## EXTRACTED MATERIAL:
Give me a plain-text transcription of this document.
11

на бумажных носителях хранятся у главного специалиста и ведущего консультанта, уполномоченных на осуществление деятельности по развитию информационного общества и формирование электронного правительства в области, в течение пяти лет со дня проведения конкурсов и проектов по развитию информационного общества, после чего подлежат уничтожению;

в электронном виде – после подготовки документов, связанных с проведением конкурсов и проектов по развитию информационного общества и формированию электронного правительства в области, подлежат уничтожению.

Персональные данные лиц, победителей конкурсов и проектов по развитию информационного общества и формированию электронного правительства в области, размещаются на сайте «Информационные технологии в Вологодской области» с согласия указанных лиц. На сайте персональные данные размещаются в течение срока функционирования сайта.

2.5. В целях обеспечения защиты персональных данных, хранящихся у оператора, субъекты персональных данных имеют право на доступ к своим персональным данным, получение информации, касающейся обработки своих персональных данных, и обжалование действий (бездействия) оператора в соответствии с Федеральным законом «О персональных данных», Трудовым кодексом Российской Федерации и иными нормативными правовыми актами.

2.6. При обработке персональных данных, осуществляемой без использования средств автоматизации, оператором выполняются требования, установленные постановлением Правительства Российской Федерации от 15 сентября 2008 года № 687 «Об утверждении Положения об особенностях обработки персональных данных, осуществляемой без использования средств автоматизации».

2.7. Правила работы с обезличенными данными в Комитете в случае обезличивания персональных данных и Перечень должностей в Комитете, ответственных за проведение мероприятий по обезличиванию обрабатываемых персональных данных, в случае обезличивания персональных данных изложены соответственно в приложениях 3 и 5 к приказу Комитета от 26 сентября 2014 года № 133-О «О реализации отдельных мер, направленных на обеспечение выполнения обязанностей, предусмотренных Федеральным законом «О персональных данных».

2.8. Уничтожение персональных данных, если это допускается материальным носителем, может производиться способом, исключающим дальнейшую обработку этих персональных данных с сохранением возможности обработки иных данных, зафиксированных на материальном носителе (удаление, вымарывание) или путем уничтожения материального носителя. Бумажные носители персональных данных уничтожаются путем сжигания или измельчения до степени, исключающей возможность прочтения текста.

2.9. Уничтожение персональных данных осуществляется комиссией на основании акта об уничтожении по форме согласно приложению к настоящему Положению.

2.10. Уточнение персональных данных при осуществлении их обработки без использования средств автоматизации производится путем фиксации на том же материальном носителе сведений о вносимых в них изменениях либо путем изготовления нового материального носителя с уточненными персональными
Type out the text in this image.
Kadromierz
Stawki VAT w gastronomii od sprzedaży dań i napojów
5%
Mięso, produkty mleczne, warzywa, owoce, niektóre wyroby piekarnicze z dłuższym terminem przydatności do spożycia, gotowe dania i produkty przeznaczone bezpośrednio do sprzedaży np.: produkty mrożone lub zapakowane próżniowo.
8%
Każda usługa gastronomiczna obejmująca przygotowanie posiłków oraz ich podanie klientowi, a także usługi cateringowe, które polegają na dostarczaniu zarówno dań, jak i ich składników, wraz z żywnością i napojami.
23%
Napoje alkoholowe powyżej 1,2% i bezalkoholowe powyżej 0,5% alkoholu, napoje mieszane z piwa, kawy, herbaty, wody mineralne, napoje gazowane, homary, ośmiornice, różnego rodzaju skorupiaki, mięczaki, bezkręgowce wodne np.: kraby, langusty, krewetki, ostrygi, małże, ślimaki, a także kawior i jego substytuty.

## WORK TO BE COMPLETED:
Using the material above, extract the line that contains "Type out the text in this image." and every line after it, exactly as given; stop at the last line.

## RESULT FOR THIS EXERCISE:
Type out the text in this image.
Kadromierz
Stawki VAT w gastronomii od sprzedaży dań i napojów
5%
Mięso, produkty mleczne, warzywa, owoce, niektóre wyroby piekarnicze z dłuższym terminem przydatności do spożycia, gotowe dania i produkty przeznaczone bezpośrednio do sprzedaży np.: produkty mrożone lub zapakowane próżniowo.
8%
Każda usługa gastronomiczna obejmująca przygotowanie posiłków oraz ich podanie klientowi, a także usługi cateringowe, które polegają na dostarczaniu zarówno dań, jak i ich składników, wraz z żywnością i napojami.
23%
Napoje alkoholowe powyżej 1,2% i bezalkoholowe powyżej 0,5% alkoholu, napoje mieszane z piwa, kawy, herbaty, wody mineralne, napoje gazowane, homary, ośmiornice, różnego rodzaju skorupiaki, mięczaki, bezkręgowce wodne np.: kraby, langusty, krewetki, ostrygi, małże, ślimaki, a także kawior i jego substytuty.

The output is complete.